— Problem requirements —
Locate the word "dans" in the material, then show every line that holds it.

— Collected data —
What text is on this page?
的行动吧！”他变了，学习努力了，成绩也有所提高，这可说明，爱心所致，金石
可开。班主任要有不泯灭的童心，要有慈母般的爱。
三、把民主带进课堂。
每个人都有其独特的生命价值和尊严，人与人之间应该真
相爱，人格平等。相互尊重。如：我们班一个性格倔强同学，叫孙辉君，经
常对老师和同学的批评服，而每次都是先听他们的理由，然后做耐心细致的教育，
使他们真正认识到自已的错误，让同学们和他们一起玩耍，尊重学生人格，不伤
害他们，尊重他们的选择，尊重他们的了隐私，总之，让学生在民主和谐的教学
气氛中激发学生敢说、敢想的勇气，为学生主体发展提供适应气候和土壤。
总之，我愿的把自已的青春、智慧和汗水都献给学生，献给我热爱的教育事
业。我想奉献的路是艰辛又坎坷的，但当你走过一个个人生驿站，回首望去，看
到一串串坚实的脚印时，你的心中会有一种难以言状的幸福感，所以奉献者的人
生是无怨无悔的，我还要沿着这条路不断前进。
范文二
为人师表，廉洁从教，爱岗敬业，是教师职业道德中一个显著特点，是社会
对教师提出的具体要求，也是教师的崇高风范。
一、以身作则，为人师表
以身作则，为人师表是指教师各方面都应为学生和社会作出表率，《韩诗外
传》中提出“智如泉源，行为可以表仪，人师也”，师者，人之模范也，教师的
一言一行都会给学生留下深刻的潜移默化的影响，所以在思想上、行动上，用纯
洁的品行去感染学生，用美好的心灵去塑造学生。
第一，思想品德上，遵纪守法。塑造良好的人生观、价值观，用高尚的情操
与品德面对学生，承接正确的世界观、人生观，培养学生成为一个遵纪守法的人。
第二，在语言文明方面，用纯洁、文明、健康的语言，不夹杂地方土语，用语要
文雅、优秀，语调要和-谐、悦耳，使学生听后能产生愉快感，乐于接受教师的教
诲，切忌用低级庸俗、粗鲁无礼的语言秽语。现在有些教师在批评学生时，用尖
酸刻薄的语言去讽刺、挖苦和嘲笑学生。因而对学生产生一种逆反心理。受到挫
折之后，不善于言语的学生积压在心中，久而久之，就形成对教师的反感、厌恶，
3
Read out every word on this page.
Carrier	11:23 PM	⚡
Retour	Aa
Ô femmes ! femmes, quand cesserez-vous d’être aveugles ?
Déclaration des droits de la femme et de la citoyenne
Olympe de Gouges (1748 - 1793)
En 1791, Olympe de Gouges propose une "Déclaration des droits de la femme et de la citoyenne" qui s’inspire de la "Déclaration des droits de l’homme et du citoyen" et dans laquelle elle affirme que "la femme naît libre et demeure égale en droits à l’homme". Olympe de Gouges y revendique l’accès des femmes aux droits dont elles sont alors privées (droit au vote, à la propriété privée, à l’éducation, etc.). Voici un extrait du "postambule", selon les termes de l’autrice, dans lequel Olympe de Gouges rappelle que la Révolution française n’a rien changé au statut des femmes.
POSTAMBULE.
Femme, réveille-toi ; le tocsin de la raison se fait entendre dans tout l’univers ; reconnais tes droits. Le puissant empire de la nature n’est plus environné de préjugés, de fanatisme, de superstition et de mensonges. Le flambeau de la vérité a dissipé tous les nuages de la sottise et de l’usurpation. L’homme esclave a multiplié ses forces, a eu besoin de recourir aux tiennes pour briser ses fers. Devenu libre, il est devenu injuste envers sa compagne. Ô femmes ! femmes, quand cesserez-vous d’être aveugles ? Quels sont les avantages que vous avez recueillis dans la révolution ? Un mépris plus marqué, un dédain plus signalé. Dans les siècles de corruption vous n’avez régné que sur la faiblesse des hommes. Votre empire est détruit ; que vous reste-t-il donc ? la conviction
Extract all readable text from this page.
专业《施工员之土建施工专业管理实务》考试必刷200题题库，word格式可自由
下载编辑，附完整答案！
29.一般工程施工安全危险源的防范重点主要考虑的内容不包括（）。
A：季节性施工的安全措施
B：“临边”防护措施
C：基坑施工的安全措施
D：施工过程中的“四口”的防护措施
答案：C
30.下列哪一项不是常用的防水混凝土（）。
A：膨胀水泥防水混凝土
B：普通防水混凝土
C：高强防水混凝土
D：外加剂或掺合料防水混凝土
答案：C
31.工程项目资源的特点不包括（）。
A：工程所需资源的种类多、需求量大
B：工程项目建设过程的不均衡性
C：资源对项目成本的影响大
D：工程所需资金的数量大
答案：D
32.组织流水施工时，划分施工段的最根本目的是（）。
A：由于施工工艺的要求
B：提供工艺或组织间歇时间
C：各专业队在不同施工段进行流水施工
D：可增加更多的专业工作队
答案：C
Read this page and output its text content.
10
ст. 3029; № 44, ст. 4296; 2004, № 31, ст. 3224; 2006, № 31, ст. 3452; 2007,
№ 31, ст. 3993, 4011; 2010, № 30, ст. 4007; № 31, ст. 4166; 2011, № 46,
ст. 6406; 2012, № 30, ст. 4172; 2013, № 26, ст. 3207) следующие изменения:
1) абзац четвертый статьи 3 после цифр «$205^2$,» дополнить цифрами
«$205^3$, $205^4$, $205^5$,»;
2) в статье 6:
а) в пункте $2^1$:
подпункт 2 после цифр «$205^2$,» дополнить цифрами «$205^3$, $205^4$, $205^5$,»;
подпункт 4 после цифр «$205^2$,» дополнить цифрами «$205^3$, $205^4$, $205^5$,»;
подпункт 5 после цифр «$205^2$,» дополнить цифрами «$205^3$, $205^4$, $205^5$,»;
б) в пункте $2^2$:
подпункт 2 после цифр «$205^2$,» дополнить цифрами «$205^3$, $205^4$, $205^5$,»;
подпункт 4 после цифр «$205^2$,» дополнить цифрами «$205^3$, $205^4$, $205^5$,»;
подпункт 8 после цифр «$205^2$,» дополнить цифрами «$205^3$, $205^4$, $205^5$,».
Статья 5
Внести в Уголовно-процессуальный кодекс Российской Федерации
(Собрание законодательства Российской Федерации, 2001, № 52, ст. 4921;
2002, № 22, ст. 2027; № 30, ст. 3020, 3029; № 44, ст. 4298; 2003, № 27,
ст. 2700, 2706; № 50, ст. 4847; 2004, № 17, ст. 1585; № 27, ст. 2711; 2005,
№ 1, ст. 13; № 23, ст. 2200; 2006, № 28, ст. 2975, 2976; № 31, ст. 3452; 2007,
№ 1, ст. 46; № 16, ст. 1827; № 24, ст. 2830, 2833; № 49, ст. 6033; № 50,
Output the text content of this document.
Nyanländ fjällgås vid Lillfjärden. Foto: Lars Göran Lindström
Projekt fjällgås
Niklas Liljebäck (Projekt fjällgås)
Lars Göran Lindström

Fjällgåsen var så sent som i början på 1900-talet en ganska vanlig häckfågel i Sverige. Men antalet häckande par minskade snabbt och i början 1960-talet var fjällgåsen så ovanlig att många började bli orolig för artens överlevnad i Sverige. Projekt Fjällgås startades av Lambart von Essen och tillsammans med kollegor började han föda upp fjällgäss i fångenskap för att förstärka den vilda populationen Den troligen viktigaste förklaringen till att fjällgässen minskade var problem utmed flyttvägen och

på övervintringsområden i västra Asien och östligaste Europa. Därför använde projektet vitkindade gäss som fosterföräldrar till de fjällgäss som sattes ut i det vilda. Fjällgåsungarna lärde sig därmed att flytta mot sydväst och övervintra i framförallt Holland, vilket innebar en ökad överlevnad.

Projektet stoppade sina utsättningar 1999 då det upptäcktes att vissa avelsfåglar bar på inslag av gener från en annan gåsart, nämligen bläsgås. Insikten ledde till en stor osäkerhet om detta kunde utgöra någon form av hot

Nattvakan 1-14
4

— Written solution —
En 1791, Olympe de Gouges propose une "Déclaration des droits de la femme et de la citoyenne" qui s’inspire de la "Déclaration des droits de l’homme et du citoyen" et dans laquelle elle affirme que "la femme naît libre et demeure égale en droits à l’homme". Olympe de Gouges y revendique l’accès des femmes aux droits dont elles sont alors privées (droit au vote, à la propriété privée, à l’éducation, etc.). Voici un extrait du "postambule", selon les termes de l’autrice, dans lequel Olympe de Gouges rappelle que la Révolution française n’a rien changé au statut des femmes.
Femme, réveille-toi ; le tocsin de la raison se fait entendre dans tout l’univers ; reconnais tes droits. Le puissant empire de la nature n’est plus environné de préjugés, de fanatisme, de superstition et de mensonges. Le flambeau de la vérité a dissipé tous les nuages de la sottise et de l’usurpation. L’homme esclave a multiplié ses forces, a eu besoin de recourir aux tiennes pour briser ses fers. Devenu libre, il est devenu injuste envers sa compagne. Ô femmes ! femmes, quand cesserez-vous d’être aveugles ? Quels sont les avantages que vous avez recueillis dans la révolution ? Un mépris plus marqué, un dédain plus signalé. Dans les siècles de corruption vous n’avez régné que sur la faiblesse des hommes. Votre empire est détruit ; que vous reste-t-il donc ? la conviction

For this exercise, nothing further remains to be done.